## WHAT TO PRODUCE
Determine how many lines of this material contain "border". Give only the number.

* START AVAILABLE DATA *

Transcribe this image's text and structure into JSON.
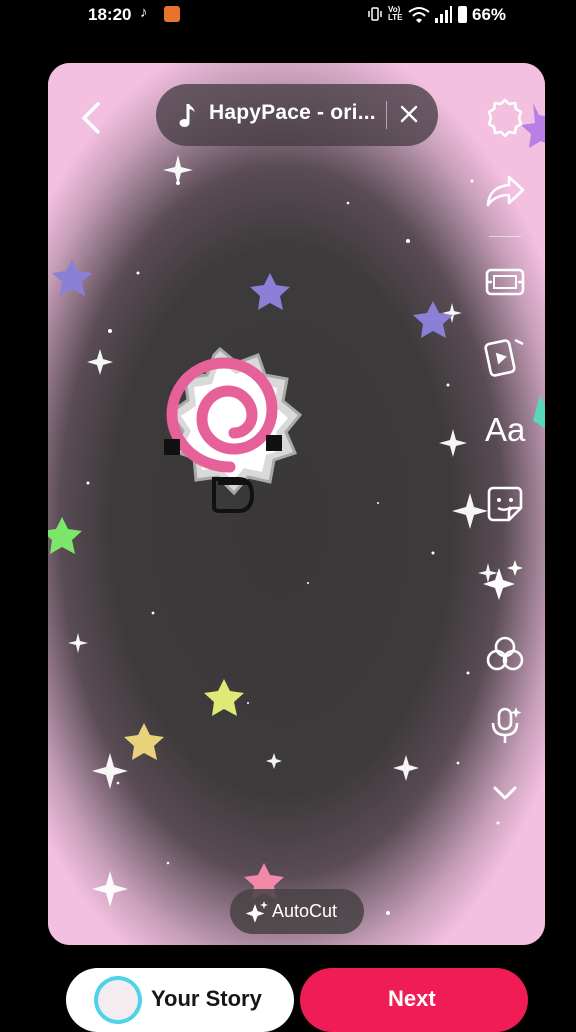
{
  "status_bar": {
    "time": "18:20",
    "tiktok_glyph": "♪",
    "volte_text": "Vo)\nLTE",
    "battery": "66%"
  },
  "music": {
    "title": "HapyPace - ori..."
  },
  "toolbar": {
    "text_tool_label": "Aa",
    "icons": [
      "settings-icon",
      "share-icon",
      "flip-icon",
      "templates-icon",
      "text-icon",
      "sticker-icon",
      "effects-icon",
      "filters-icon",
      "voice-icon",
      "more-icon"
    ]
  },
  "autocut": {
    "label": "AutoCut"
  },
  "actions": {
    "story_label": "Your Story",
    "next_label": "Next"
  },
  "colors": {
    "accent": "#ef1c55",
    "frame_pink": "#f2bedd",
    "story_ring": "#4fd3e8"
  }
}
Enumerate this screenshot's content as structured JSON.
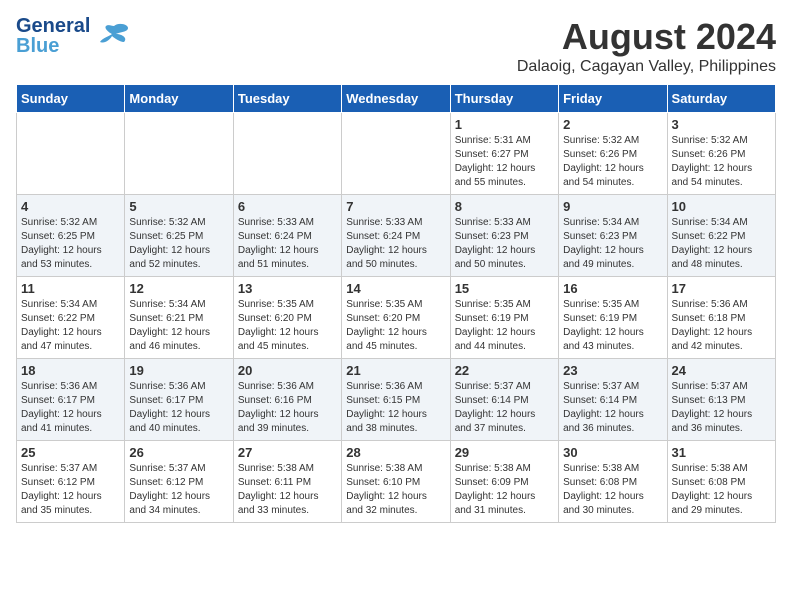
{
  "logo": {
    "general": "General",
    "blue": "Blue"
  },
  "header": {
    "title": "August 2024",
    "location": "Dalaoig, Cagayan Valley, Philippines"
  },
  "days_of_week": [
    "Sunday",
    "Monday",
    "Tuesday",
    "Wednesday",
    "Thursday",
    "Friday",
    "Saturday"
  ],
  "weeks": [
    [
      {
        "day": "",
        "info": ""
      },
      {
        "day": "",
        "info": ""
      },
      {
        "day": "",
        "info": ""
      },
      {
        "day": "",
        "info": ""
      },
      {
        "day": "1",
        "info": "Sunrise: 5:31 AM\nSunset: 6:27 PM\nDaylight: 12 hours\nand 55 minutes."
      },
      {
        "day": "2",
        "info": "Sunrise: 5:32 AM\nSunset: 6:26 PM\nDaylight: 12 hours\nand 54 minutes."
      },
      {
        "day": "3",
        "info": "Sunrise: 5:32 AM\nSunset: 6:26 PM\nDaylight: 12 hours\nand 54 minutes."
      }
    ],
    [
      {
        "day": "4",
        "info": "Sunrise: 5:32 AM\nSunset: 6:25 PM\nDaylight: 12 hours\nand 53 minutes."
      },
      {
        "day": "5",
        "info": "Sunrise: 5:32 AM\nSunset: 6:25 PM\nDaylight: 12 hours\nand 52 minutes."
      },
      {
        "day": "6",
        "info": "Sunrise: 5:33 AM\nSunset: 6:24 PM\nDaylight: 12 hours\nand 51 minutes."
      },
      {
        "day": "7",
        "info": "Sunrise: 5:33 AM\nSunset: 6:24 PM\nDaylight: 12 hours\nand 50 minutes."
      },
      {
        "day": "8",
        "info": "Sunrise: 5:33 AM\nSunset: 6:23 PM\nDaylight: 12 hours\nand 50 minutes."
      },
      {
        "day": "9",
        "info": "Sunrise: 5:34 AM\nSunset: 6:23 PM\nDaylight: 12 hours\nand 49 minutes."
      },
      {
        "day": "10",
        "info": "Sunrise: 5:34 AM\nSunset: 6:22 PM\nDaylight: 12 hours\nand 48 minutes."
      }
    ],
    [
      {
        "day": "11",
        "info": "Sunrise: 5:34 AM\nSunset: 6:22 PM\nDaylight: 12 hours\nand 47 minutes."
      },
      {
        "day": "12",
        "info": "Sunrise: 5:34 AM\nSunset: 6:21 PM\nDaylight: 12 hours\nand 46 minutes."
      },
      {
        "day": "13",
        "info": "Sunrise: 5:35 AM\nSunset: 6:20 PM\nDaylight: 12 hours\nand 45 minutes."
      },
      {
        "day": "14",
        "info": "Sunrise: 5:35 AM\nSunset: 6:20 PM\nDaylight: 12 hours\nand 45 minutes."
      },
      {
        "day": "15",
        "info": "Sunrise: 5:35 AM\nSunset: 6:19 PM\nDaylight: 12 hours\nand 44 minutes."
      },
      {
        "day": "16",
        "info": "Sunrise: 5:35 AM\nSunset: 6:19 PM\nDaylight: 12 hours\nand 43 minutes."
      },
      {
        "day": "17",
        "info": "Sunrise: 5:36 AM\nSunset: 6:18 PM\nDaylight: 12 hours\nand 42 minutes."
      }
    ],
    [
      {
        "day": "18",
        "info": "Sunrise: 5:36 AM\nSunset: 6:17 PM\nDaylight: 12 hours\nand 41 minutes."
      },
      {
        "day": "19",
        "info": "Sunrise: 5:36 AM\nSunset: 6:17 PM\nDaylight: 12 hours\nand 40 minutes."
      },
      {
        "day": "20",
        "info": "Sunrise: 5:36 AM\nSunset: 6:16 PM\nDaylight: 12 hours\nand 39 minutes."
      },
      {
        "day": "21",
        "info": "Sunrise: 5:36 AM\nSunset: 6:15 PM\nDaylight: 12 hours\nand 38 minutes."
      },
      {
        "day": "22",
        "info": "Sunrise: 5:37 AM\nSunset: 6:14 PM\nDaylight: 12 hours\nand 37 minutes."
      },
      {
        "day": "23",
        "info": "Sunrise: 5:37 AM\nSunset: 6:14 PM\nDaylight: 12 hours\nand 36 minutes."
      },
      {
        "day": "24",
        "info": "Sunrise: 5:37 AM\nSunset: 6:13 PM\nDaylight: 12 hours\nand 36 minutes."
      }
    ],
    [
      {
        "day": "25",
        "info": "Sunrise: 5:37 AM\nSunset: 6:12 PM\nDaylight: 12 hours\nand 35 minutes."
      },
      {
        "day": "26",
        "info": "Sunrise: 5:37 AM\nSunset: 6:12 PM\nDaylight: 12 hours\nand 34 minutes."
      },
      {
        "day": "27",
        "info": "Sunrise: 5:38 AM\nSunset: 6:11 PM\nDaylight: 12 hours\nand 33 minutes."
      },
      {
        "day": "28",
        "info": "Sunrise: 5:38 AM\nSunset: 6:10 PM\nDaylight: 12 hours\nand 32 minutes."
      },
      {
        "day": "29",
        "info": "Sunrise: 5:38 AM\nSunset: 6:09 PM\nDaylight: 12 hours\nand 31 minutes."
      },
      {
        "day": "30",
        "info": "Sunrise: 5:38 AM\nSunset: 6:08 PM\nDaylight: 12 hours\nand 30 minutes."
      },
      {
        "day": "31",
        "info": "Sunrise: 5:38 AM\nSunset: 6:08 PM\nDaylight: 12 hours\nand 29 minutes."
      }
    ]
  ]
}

* END AVAILABLE DATA *
* START AVAILABLE DATA *

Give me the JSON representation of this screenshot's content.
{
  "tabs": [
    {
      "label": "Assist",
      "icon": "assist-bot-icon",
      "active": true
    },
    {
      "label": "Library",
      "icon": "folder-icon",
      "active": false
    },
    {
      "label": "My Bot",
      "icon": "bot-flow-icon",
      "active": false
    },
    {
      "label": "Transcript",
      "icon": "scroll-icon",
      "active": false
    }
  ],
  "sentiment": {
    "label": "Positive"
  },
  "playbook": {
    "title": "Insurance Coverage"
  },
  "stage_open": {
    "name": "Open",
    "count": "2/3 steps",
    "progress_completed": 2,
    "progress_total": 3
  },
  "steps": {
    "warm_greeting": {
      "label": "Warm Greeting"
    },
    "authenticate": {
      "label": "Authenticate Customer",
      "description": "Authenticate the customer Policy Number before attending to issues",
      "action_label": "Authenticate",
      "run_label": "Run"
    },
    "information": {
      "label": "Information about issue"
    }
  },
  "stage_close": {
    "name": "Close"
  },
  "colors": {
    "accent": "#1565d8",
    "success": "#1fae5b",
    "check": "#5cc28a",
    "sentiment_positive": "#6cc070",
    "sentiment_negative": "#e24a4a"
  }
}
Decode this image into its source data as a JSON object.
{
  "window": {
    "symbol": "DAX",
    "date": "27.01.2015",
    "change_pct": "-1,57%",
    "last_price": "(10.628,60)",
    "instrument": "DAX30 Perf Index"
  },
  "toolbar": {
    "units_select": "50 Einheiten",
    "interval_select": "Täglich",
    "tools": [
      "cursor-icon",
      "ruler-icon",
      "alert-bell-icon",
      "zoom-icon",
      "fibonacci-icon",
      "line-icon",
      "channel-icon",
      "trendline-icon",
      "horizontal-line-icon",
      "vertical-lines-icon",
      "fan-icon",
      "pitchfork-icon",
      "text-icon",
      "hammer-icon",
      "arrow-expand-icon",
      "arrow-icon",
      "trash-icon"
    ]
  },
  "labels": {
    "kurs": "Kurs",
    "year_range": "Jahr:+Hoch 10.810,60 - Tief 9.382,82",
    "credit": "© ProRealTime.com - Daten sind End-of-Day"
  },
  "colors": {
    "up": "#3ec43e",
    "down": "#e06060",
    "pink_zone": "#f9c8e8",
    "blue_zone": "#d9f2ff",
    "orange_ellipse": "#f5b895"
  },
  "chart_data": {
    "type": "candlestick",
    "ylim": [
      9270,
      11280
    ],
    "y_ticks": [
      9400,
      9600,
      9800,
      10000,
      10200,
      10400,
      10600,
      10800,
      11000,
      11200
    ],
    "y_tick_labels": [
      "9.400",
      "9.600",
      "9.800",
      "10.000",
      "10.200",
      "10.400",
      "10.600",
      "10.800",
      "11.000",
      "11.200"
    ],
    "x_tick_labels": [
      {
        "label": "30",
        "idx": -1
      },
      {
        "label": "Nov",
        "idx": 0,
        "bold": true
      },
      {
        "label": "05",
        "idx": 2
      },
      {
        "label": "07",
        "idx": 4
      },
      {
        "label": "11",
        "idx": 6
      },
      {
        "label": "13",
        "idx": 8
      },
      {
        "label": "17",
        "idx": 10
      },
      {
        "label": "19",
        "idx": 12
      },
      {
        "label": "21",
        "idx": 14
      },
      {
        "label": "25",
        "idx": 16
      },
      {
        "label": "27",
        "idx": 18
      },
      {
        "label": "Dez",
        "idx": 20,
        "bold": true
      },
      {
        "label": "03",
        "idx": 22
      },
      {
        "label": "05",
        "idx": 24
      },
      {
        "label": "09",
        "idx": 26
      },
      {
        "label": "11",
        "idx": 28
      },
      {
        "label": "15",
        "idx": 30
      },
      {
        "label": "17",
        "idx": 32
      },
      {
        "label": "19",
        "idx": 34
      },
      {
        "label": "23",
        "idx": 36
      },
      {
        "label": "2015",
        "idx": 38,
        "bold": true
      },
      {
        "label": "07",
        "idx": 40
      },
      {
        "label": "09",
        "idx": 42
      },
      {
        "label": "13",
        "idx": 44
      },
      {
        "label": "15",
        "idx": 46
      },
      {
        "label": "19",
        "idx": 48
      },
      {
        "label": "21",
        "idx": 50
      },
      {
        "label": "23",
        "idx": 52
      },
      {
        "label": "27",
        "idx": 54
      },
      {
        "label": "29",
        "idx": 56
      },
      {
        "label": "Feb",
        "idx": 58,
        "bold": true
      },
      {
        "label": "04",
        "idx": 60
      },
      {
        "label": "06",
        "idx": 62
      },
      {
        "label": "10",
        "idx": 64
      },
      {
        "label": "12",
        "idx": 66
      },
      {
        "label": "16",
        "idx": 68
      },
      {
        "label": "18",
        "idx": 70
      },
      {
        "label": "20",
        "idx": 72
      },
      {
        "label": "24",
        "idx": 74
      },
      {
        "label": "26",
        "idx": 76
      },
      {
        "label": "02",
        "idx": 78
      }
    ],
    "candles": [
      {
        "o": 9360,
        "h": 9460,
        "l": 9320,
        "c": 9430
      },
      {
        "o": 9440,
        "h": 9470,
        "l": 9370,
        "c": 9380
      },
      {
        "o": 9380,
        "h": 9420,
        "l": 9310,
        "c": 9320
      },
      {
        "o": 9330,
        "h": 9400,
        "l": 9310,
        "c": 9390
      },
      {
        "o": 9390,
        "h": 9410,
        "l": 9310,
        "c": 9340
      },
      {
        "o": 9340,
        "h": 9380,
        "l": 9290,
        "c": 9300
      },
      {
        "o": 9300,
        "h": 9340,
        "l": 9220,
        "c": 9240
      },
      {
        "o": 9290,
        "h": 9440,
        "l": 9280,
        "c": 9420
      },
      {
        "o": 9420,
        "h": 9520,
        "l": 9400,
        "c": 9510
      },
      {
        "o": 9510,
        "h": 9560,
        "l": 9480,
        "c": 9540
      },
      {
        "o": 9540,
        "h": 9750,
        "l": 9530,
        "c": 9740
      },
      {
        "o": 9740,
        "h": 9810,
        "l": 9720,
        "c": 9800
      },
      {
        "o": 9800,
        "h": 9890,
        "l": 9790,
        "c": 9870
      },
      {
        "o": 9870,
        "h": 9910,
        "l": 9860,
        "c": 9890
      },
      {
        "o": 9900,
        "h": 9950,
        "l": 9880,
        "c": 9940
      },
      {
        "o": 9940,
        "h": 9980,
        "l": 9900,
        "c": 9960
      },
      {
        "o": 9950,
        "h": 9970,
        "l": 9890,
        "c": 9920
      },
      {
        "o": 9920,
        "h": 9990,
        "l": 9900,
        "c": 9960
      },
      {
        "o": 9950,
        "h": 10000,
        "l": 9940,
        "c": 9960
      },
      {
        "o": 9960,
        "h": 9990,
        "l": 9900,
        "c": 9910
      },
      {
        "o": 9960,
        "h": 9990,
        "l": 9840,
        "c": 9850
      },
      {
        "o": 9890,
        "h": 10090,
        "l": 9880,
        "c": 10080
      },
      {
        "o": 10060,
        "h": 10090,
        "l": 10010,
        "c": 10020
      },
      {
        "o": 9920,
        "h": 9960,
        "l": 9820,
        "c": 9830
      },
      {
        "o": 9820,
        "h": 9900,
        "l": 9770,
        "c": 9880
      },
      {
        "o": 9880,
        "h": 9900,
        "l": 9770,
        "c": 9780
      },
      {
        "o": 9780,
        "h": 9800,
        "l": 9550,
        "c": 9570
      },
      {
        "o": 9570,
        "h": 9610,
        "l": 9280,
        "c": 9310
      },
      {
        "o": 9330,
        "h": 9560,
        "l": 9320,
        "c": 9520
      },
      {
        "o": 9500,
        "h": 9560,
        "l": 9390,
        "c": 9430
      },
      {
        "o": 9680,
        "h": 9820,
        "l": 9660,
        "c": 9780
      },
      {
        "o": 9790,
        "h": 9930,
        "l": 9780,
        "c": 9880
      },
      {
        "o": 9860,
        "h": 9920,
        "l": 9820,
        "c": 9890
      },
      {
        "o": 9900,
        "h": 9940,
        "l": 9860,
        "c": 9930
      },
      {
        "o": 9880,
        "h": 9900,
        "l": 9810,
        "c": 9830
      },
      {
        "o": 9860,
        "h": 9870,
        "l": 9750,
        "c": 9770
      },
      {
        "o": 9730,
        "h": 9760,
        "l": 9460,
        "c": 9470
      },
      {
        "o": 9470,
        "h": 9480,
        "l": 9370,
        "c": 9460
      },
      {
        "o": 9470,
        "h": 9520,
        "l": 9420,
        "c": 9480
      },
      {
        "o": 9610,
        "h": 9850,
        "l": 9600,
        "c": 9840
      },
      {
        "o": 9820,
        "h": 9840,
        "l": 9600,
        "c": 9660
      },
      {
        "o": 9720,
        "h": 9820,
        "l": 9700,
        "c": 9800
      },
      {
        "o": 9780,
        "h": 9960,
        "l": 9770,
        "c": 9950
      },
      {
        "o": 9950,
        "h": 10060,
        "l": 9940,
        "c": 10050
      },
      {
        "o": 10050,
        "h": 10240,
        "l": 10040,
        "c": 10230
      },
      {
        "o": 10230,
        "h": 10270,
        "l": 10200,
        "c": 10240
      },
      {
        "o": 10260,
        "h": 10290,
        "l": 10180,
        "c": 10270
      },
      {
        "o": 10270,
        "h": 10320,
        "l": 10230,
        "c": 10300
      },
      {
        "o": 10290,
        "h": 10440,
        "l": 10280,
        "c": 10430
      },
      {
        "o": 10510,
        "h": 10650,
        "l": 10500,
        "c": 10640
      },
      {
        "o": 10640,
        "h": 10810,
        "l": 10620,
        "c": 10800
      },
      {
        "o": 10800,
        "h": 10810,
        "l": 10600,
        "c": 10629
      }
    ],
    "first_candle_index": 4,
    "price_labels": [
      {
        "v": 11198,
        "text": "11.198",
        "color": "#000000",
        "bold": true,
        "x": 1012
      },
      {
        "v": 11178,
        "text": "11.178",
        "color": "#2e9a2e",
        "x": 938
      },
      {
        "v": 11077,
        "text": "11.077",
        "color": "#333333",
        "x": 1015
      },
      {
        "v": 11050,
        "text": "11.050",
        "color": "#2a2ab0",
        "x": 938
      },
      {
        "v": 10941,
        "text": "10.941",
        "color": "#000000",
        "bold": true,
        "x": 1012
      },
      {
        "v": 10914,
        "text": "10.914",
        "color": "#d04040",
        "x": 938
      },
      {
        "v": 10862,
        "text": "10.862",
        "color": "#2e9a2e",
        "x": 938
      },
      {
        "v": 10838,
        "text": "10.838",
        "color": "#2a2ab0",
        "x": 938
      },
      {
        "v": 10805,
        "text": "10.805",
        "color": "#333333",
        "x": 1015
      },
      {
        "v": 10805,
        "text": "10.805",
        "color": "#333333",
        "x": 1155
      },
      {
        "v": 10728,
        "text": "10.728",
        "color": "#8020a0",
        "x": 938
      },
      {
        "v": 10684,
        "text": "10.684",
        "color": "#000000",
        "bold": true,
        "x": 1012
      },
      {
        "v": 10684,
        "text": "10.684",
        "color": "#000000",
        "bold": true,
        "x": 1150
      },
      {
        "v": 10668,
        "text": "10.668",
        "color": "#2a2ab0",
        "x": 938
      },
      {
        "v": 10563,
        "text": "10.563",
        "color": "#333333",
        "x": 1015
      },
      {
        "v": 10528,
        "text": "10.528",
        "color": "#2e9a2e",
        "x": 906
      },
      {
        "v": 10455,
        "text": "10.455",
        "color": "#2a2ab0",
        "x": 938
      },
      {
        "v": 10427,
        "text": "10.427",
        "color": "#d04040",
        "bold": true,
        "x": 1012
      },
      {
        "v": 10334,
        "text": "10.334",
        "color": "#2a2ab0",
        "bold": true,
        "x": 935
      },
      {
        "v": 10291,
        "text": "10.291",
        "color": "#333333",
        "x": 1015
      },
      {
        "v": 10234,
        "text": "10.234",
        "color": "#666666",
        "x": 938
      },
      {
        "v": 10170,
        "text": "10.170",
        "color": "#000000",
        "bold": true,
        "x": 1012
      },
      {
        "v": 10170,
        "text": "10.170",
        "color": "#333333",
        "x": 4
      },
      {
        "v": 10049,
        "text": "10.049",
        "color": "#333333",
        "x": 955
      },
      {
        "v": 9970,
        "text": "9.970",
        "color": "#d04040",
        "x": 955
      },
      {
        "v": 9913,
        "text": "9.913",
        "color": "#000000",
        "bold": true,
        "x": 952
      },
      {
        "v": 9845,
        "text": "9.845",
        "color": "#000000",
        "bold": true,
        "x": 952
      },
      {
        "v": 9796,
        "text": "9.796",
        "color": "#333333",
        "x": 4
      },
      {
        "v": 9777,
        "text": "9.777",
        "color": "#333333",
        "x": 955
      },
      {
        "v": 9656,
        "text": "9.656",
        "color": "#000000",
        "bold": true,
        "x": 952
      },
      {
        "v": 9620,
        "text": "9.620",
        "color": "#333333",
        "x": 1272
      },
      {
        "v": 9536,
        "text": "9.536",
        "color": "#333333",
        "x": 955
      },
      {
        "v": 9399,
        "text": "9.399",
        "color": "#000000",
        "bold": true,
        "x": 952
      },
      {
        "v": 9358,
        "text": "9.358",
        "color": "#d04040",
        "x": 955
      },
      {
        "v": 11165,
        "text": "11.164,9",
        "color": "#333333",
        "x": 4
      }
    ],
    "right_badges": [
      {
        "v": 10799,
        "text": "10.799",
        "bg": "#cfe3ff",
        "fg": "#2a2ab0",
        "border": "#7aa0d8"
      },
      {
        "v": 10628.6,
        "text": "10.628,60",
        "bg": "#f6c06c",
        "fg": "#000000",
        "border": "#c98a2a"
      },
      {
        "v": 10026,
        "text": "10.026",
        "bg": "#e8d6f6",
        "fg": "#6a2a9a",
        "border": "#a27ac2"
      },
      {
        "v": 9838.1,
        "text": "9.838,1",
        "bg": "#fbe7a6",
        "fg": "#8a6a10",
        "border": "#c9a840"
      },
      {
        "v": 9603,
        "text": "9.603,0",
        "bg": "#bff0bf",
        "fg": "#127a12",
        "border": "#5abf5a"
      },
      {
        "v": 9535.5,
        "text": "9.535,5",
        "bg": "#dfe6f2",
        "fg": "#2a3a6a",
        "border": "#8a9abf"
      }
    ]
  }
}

* END AVAILABLE DATA *

## FULL RESPONSE
6